_WORK TO COMPLETE_:
Output an exact reproduction of the data.

_EXTRACTED RECORDS_:
•••••

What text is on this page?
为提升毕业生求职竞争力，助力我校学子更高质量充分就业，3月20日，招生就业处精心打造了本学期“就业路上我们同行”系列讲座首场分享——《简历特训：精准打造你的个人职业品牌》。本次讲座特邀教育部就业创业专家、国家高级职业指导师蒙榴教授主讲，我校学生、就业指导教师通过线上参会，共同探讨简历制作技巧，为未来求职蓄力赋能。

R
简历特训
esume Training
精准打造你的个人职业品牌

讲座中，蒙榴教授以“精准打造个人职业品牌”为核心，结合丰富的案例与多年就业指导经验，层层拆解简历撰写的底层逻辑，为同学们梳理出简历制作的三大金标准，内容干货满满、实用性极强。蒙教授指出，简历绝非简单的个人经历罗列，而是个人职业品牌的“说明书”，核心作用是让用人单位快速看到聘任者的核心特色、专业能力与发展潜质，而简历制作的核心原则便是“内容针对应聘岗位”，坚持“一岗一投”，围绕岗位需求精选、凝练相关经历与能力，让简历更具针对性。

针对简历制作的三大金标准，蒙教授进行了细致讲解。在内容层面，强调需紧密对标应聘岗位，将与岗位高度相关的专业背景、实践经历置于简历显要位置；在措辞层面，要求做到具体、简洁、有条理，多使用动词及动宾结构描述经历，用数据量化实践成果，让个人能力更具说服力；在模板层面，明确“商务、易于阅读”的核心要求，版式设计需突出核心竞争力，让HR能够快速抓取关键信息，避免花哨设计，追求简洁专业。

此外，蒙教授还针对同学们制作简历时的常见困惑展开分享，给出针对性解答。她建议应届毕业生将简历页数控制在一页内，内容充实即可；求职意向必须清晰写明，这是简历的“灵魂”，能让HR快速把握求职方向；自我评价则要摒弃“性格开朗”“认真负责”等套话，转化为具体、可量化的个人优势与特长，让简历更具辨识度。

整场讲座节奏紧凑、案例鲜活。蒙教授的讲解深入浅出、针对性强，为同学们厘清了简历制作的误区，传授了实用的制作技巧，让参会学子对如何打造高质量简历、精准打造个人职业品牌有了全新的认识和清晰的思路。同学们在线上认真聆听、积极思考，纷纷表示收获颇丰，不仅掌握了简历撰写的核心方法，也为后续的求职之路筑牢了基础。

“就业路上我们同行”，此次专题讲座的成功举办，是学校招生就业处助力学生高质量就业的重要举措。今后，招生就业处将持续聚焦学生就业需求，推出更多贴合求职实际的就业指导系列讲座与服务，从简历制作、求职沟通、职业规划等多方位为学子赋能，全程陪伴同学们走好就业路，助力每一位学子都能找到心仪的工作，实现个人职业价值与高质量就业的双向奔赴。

•••••

_REPLY_:
What text is on this page?
为提升毕业生求职竞争力，助力我校学子更高质量充分就业，3月20日，招生就业处精心打造了本学期“就业路上我们同行”系列讲座首场分享——《简历特训：精准打造你的个人职业品牌》。本次讲座特邀教育部就业创业专家、国家高级职业指导师蒙榴教授主讲，我校学生、就业指导教师通过线上参会，共同探讨简历制作技巧，为未来求职蓄力赋能。

R
简历特训
esume Training
精准打造你的个人职业品牌

讲座中，蒙榴教授以“精准打造个人职业品牌”为核心，结合丰富的案例与多年就业指导经验，层层拆解简历撰写的底层逻辑，为同学们梳理出简历制作的三大金标准，内容干货满满、实用性极强。蒙教授指出，简历绝非简单的个人经历罗列，而是个人职业品牌的“说明书”，核心作用是让用人单位快速看到聘任者的核心特色、专业能力与发展潜质，而简历制作的核心原则便是“内容针对应聘岗位”，坚持“一岗一投”，围绕岗位需求精选、凝练相关经历与能力，让简历更具针对性。

针对简历制作的三大金标准，蒙教授进行了细致讲解。在内容层面，强调需紧密对标应聘岗位，将与岗位高度相关的专业背景、实践经历置于简历显要位置；在措辞层面，要求做到具体、简洁、有条理，多使用动词及动宾结构描述经历，用数据量化实践成果，让个人能力更具说服力；在模板层面，明确“商务、易于阅读”的核心要求，版式设计需突出核心竞争力，让HR能够快速抓取关键信息，避免花哨设计，追求简洁专业。

此外，蒙教授还针对同学们制作简历时的常见困惑展开分享，给出针对性解答。她建议应届毕业生将简历页数控制在一页内，内容充实即可；求职意向必须清晰写明，这是简历的“灵魂”，能让HR快速把握求职方向；自我评价则要摒弃“性格开朗”“认真负责”等套话，转化为具体、可量化的个人优势与特长，让简历更具辨识度。

整场讲座节奏紧凑、案例鲜活。蒙教授的讲解深入浅出、针对性强，为同学们厘清了简历制作的误区，传授了实用的制作技巧，让参会学子对如何打造高质量简历、精准打造个人职业品牌有了全新的认识和清晰的思路。同学们在线上认真聆听、积极思考，纷纷表示收获颇丰，不仅掌握了简历撰写的核心方法，也为后续的求职之路筑牢了基础。

“就业路上我们同行”，此次专题讲座的成功举办，是学校招生就业处助力学生高质量就业的重要举措。今后，招生就业处将持续聚焦学生就业需求，推出更多贴合求职实际的就业指导系列讲座与服务，从简历制作、求职沟通、职业规划等多方位为学子赋能，全程陪伴同学们走好就业路，助力每一位学子都能找到心仪的工作，实现个人职业价值与高质量就业的双向奔赴。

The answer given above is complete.